### Problem
Set down the records once more, please, exactly and with the pictures left out.

Figure data in JSON
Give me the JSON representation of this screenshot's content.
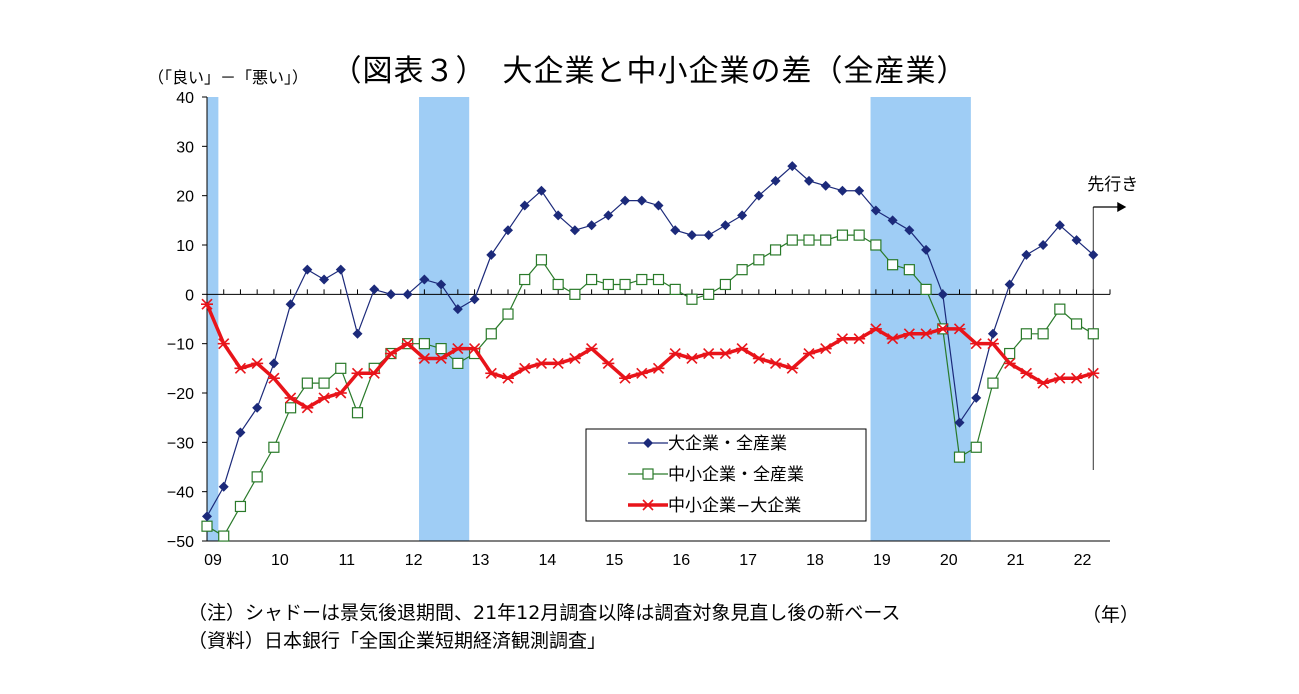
{
  "title": "（図表３）　大企業と中小企業の差（全産業）",
  "y_unit_label": "（「良い」－「悪い」）",
  "year_unit": "（年）",
  "future_label": "先行き",
  "notes": [
    "（注）シャドーは景気後退期間、21年12月調査以降は調査対象見直し後の新ベース",
    "（資料）日本銀行「全国企業短期経済観測調査」"
  ],
  "colors": {
    "large": "#1c2a7a",
    "small": "#2a7a2a",
    "diff": "#e8141a",
    "shade": "#9fcdf5"
  },
  "chart_data": {
    "type": "line",
    "title": "（図表３）　大企業と中小企業の差（全産業）",
    "ylabel": "（「良い」－「悪い」）",
    "xlabel": "（年）",
    "ylim": [
      -50,
      40
    ],
    "yticks": [
      40,
      30,
      20,
      10,
      0,
      -10,
      -20,
      -30,
      -40,
      -50
    ],
    "xlim": [
      2009.0,
      2022.5
    ],
    "x_tick_labels": [
      "09",
      "10",
      "11",
      "12",
      "13",
      "14",
      "15",
      "16",
      "17",
      "18",
      "19",
      "20",
      "21",
      "22"
    ],
    "x_tick_years": [
      2009,
      2010,
      2011,
      2012,
      2013,
      2014,
      2015,
      2016,
      2017,
      2018,
      2019,
      2020,
      2021,
      2022
    ],
    "shaded_periods": [
      [
        2009.0,
        2009.17
      ],
      [
        2012.17,
        2012.92
      ],
      [
        2018.92,
        2020.42
      ]
    ],
    "future_marker_x": 2022.25,
    "x": [
      2009.0,
      2009.25,
      2009.5,
      2009.75,
      2010.0,
      2010.25,
      2010.5,
      2010.75,
      2011.0,
      2011.25,
      2011.5,
      2011.75,
      2012.0,
      2012.25,
      2012.5,
      2012.75,
      2013.0,
      2013.25,
      2013.5,
      2013.75,
      2014.0,
      2014.25,
      2014.5,
      2014.75,
      2015.0,
      2015.25,
      2015.5,
      2015.75,
      2016.0,
      2016.25,
      2016.5,
      2016.75,
      2017.0,
      2017.25,
      2017.5,
      2017.75,
      2018.0,
      2018.25,
      2018.5,
      2018.75,
      2019.0,
      2019.25,
      2019.5,
      2019.75,
      2020.0,
      2020.25,
      2020.5,
      2020.75,
      2021.0,
      2021.25,
      2021.5,
      2021.75,
      2022.0,
      2022.25
    ],
    "series": [
      {
        "name": "大企業・全産業",
        "marker": "diamond",
        "values": [
          -45,
          -39,
          -28,
          -23,
          -14,
          -2,
          5,
          3,
          5,
          -8,
          1,
          0,
          0,
          3,
          2,
          -3,
          -1,
          8,
          13,
          18,
          21,
          16,
          13,
          14,
          16,
          19,
          19,
          18,
          13,
          12,
          12,
          14,
          16,
          20,
          23,
          26,
          23,
          22,
          21,
          21,
          17,
          15,
          13,
          9,
          0,
          -26,
          -21,
          -8,
          2,
          8,
          10,
          14,
          11,
          8
        ]
      },
      {
        "name": "中小企業・全産業",
        "marker": "square",
        "values": [
          -47,
          -49,
          -43,
          -37,
          -31,
          -23,
          -18,
          -18,
          -15,
          -24,
          -15,
          -12,
          -10,
          -10,
          -11,
          -14,
          -12,
          -8,
          -4,
          3,
          7,
          2,
          0,
          3,
          2,
          2,
          3,
          3,
          1,
          -1,
          0,
          2,
          5,
          7,
          9,
          11,
          11,
          11,
          12,
          12,
          10,
          6,
          5,
          1,
          -7,
          -33,
          -31,
          -18,
          -12,
          -8,
          -8,
          -3,
          -6,
          -8
        ]
      },
      {
        "name": "中小企業−大企業",
        "marker": "star",
        "values": [
          -2,
          -10,
          -15,
          -14,
          -17,
          -21,
          -23,
          -21,
          -20,
          -16,
          -16,
          -12,
          -10,
          -13,
          -13,
          -11,
          -11,
          -16,
          -17,
          -15,
          -14,
          -14,
          -13,
          -11,
          -14,
          -17,
          -16,
          -15,
          -12,
          -13,
          -12,
          -12,
          -11,
          -13,
          -14,
          -15,
          -12,
          -11,
          -9,
          -9,
          -7,
          -9,
          -8,
          -8,
          -7,
          -7,
          -10,
          -10,
          -14,
          -16,
          -18,
          -17,
          -17,
          -16
        ]
      }
    ],
    "legend_position": "bottom-center"
  }
}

### The result
Give me the JSON representation of this screenshot's content.
{
  "title": "（図表３）　大企業と中小企業の差（全産業）",
  "y_unit_label": "（「良い」－「悪い」）",
  "year_unit": "（年）",
  "future_label": "先行き",
  "notes": [
    "（注）シャドーは景気後退期間、21年12月調査以降は調査対象見直し後の新ベース",
    "（資料）日本銀行「全国企業短期経済観測調査」"
  ],
  "colors": {
    "large": "#1c2a7a",
    "small": "#2a7a2a",
    "diff": "#e8141a",
    "shade": "#9fcdf5"
  },
  "chart_data": {
    "type": "line",
    "title": "（図表３）　大企業と中小企業の差（全産業）",
    "ylabel": "（「良い」－「悪い」）",
    "xlabel": "（年）",
    "ylim": [
      -50,
      40
    ],
    "yticks": [
      40,
      30,
      20,
      10,
      0,
      -10,
      -20,
      -30,
      -40,
      -50
    ],
    "xlim": [
      2009.0,
      2022.5
    ],
    "x_tick_labels": [
      "09",
      "10",
      "11",
      "12",
      "13",
      "14",
      "15",
      "16",
      "17",
      "18",
      "19",
      "20",
      "21",
      "22"
    ],
    "x_tick_years": [
      2009,
      2010,
      2011,
      2012,
      2013,
      2014,
      2015,
      2016,
      2017,
      2018,
      2019,
      2020,
      2021,
      2022
    ],
    "shaded_periods": [
      [
        2009.0,
        2009.17
      ],
      [
        2012.17,
        2012.92
      ],
      [
        2018.92,
        2020.42
      ]
    ],
    "future_marker_x": 2022.25,
    "x": [
      2009.0,
      2009.25,
      2009.5,
      2009.75,
      2010.0,
      2010.25,
      2010.5,
      2010.75,
      2011.0,
      2011.25,
      2011.5,
      2011.75,
      2012.0,
      2012.25,
      2012.5,
      2012.75,
      2013.0,
      2013.25,
      2013.5,
      2013.75,
      2014.0,
      2014.25,
      2014.5,
      2014.75,
      2015.0,
      2015.25,
      2015.5,
      2015.75,
      2016.0,
      2016.25,
      2016.5,
      2016.75,
      2017.0,
      2017.25,
      2017.5,
      2017.75,
      2018.0,
      2018.25,
      2018.5,
      2018.75,
      2019.0,
      2019.25,
      2019.5,
      2019.75,
      2020.0,
      2020.25,
      2020.5,
      2020.75,
      2021.0,
      2021.25,
      2021.5,
      2021.75,
      2022.0,
      2022.25
    ],
    "series": [
      {
        "name": "大企業・全産業",
        "marker": "diamond",
        "values": [
          -45,
          -39,
          -28,
          -23,
          -14,
          -2,
          5,
          3,
          5,
          -8,
          1,
          0,
          0,
          3,
          2,
          -3,
          -1,
          8,
          13,
          18,
          21,
          16,
          13,
          14,
          16,
          19,
          19,
          18,
          13,
          12,
          12,
          14,
          16,
          20,
          23,
          26,
          23,
          22,
          21,
          21,
          17,
          15,
          13,
          9,
          0,
          -26,
          -21,
          -8,
          2,
          8,
          10,
          14,
          11,
          8
        ]
      },
      {
        "name": "中小企業・全産業",
        "marker": "square",
        "values": [
          -47,
          -49,
          -43,
          -37,
          -31,
          -23,
          -18,
          -18,
          -15,
          -24,
          -15,
          -12,
          -10,
          -10,
          -11,
          -14,
          -12,
          -8,
          -4,
          3,
          7,
          2,
          0,
          3,
          2,
          2,
          3,
          3,
          1,
          -1,
          0,
          2,
          5,
          7,
          9,
          11,
          11,
          11,
          12,
          12,
          10,
          6,
          5,
          1,
          -7,
          -33,
          -31,
          -18,
          -12,
          -8,
          -8,
          -3,
          -6,
          -8
        ]
      },
      {
        "name": "中小企業−大企業",
        "marker": "star",
        "values": [
          -2,
          -10,
          -15,
          -14,
          -17,
          -21,
          -23,
          -21,
          -20,
          -16,
          -16,
          -12,
          -10,
          -13,
          -13,
          -11,
          -11,
          -16,
          -17,
          -15,
          -14,
          -14,
          -13,
          -11,
          -14,
          -17,
          -16,
          -15,
          -12,
          -13,
          -12,
          -12,
          -11,
          -13,
          -14,
          -15,
          -12,
          -11,
          -9,
          -9,
          -7,
          -9,
          -8,
          -8,
          -7,
          -7,
          -10,
          -10,
          -14,
          -16,
          -18,
          -17,
          -17,
          -16
        ]
      }
    ],
    "legend_position": "bottom-center"
  }
}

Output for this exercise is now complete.